| GIVEN TASK |
Go over the entries below line by line, copying each one that contains the word "alia".

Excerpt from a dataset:
__________

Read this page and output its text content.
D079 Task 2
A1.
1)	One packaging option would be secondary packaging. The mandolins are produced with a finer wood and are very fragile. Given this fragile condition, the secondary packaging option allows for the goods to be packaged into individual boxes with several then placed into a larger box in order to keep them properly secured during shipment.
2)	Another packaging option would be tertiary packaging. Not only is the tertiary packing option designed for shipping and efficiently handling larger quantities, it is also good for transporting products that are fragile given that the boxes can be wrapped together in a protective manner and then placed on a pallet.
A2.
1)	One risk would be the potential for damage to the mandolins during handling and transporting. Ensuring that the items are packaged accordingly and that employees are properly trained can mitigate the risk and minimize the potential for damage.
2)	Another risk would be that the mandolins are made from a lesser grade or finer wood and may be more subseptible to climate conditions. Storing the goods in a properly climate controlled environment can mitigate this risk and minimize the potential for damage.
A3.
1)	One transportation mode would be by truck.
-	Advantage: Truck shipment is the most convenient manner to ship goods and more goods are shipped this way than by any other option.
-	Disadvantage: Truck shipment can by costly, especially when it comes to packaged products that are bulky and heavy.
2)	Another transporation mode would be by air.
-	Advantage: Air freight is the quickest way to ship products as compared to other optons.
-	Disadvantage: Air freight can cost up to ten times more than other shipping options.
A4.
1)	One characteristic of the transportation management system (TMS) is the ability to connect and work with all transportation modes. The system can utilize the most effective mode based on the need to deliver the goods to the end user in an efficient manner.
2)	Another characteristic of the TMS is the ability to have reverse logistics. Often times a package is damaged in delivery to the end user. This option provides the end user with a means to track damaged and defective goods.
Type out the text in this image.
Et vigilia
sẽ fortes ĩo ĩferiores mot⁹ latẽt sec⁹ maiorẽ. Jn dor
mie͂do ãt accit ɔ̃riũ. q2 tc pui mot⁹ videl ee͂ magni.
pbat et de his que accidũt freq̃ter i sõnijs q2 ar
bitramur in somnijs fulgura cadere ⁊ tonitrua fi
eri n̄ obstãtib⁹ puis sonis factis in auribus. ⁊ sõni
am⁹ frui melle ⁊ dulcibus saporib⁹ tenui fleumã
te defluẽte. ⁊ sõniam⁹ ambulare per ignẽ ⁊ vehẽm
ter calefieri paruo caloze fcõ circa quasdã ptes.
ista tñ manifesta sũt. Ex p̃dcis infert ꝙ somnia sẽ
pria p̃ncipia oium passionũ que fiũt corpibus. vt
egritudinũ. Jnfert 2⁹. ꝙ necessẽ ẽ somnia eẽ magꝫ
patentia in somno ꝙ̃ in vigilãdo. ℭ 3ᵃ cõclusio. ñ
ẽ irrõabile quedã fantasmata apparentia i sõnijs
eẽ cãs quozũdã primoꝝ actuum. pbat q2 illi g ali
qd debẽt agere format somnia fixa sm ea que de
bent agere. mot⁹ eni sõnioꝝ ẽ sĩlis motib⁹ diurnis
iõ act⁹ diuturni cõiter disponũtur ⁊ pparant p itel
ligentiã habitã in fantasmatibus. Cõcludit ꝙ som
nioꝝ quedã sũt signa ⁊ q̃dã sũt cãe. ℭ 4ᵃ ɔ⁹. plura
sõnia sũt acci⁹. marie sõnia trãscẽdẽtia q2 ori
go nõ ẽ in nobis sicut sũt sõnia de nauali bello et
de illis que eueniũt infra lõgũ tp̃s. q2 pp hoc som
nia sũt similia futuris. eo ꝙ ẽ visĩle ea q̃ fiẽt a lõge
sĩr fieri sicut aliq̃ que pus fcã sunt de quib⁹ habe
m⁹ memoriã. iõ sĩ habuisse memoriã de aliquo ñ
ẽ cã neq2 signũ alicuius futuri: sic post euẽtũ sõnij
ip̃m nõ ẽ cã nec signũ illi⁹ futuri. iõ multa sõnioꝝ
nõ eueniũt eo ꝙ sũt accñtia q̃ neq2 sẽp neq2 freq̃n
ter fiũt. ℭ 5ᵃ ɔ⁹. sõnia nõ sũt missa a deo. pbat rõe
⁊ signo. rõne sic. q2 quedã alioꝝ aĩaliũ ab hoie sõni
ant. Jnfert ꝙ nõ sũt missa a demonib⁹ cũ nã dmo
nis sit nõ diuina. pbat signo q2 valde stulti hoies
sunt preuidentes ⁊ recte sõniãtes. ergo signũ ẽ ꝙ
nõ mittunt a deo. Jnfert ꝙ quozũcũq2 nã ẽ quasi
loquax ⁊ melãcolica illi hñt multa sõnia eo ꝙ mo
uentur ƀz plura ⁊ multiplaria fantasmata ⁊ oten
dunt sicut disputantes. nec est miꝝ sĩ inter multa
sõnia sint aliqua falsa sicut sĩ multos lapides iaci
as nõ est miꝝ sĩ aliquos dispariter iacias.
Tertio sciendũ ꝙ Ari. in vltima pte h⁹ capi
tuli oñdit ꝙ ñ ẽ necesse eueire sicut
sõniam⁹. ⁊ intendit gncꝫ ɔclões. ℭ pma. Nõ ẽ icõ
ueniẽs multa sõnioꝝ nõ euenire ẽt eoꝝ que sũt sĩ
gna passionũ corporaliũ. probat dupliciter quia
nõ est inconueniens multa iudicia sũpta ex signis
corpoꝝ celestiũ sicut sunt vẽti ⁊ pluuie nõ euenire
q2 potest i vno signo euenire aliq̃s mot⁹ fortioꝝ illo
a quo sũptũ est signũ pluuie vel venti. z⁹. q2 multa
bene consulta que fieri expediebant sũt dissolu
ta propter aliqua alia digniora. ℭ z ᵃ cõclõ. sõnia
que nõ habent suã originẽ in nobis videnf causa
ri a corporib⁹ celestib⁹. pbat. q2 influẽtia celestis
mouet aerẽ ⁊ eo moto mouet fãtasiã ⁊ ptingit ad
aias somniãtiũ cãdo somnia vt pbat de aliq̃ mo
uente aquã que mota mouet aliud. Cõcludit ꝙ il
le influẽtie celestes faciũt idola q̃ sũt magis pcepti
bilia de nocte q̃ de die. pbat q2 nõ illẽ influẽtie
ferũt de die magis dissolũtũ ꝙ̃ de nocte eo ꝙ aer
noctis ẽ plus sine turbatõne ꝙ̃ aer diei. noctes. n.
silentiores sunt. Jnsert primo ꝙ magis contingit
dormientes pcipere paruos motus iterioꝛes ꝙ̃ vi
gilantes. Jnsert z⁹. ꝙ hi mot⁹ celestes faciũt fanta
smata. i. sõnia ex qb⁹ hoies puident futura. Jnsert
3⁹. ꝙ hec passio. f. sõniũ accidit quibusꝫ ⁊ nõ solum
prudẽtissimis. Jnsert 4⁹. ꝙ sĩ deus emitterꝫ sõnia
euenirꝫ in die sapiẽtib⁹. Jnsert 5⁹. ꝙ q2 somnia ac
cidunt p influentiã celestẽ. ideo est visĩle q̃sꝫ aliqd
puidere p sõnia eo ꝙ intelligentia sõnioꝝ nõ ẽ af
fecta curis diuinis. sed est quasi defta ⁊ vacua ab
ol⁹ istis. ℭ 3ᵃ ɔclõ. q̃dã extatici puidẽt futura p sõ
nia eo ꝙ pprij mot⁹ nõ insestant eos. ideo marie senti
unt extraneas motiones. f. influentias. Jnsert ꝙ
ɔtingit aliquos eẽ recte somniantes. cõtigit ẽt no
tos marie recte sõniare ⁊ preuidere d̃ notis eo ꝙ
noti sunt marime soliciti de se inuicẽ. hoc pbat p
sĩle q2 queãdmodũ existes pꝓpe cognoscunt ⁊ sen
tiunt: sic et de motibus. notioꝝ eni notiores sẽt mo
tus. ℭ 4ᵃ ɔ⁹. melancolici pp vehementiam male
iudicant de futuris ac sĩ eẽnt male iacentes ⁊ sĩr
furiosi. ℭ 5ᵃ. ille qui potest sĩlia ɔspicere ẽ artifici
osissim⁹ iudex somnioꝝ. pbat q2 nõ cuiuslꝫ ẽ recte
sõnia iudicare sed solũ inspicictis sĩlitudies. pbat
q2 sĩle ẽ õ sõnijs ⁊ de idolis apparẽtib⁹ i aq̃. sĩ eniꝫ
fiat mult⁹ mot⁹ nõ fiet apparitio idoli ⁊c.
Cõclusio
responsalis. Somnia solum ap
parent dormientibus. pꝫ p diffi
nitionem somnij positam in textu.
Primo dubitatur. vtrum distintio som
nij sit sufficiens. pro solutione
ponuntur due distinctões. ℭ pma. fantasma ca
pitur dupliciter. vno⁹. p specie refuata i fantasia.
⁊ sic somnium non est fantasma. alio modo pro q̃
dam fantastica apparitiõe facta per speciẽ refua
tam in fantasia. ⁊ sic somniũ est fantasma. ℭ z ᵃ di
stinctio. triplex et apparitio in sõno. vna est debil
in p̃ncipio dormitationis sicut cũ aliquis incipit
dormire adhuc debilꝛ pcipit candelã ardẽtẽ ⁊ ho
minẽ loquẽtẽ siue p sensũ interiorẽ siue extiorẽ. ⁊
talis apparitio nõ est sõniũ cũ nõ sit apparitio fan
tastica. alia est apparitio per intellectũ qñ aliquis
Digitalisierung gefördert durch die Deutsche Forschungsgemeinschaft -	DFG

__________

| FINAL ANSWER |
ta propter aliqua alia digniora. ℭ z ᵃ cõclõ. sõnia
tastica. alia est apparitio per intellectũ qñ aliquis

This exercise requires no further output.